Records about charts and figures
========================================================================

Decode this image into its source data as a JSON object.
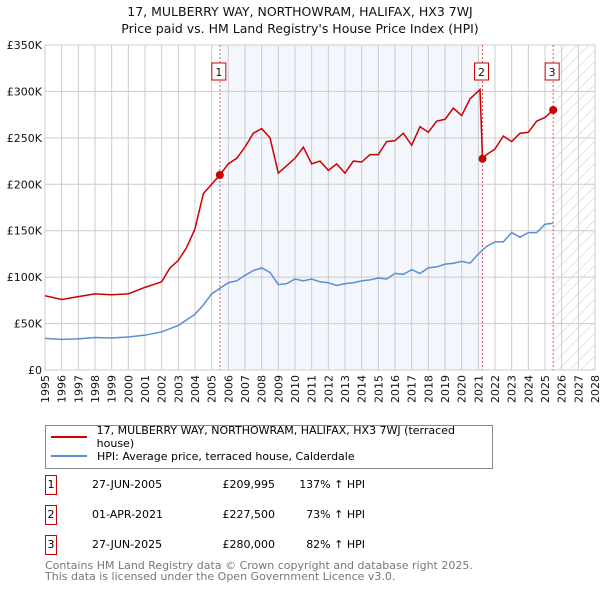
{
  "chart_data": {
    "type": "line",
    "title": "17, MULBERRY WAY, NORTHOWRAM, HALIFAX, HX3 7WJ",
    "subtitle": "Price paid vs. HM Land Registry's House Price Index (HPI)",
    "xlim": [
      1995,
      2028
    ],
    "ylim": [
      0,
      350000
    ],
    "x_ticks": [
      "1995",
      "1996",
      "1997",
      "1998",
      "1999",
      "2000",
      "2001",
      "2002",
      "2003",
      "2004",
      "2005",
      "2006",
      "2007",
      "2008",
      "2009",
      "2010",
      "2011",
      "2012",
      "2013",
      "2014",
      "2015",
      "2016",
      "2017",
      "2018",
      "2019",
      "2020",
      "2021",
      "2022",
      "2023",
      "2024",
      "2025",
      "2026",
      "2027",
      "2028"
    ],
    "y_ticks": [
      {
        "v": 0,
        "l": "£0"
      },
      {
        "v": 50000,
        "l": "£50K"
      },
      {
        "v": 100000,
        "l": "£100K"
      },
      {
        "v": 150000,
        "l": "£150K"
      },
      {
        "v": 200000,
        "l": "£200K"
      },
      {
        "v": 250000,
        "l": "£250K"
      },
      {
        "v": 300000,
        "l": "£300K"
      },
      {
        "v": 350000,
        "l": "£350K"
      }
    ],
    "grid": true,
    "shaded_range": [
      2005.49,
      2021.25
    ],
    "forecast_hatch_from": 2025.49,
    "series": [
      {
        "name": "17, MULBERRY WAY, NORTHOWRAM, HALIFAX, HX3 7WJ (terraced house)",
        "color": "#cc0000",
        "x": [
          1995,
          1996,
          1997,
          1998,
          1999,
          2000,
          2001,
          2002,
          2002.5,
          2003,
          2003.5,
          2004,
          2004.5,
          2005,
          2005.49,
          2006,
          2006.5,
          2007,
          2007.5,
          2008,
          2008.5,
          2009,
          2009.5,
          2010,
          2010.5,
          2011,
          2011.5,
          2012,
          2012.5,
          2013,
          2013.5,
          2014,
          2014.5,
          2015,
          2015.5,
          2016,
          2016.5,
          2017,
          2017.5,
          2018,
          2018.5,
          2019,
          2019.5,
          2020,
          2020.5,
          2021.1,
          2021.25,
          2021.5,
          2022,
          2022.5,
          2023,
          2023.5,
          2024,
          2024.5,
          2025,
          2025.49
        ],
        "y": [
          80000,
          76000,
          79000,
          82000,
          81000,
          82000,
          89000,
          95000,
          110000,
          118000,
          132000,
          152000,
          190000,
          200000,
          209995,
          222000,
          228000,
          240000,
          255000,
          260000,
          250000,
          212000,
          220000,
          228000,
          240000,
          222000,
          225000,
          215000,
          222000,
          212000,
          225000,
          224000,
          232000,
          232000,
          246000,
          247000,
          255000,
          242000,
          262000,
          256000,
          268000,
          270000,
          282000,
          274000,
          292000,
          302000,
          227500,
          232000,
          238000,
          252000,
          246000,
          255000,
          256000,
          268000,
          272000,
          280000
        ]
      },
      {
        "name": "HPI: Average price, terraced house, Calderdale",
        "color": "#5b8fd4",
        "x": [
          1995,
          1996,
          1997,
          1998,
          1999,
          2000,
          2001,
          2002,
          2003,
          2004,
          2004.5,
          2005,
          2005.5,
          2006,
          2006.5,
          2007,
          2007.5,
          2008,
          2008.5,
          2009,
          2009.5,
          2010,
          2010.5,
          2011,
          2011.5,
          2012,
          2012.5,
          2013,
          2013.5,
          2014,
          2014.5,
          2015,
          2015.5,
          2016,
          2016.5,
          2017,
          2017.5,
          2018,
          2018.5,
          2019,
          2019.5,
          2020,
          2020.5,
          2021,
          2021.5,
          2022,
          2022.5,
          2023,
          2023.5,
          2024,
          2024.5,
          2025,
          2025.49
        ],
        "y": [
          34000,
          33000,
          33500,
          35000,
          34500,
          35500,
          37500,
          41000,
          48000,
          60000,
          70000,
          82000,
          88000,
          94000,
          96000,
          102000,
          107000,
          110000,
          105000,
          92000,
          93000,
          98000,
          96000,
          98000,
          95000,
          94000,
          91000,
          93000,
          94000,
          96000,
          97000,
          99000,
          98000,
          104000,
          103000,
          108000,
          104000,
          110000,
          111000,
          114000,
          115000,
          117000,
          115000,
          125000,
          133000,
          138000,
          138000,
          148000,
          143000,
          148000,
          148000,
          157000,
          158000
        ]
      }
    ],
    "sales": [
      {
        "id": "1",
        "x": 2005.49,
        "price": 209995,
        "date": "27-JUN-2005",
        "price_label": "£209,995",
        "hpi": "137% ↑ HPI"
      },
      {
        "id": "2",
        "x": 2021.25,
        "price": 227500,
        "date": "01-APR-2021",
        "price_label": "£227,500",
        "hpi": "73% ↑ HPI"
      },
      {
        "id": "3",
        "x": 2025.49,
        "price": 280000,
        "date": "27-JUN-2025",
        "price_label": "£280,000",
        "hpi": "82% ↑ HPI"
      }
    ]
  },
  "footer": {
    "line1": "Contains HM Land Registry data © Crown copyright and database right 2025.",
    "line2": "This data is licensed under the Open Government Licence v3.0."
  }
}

========================================================================

Across the material above, how many lines include the string "HALIFAX"? Only the number is wanted.

• [Solution for this problem]:
2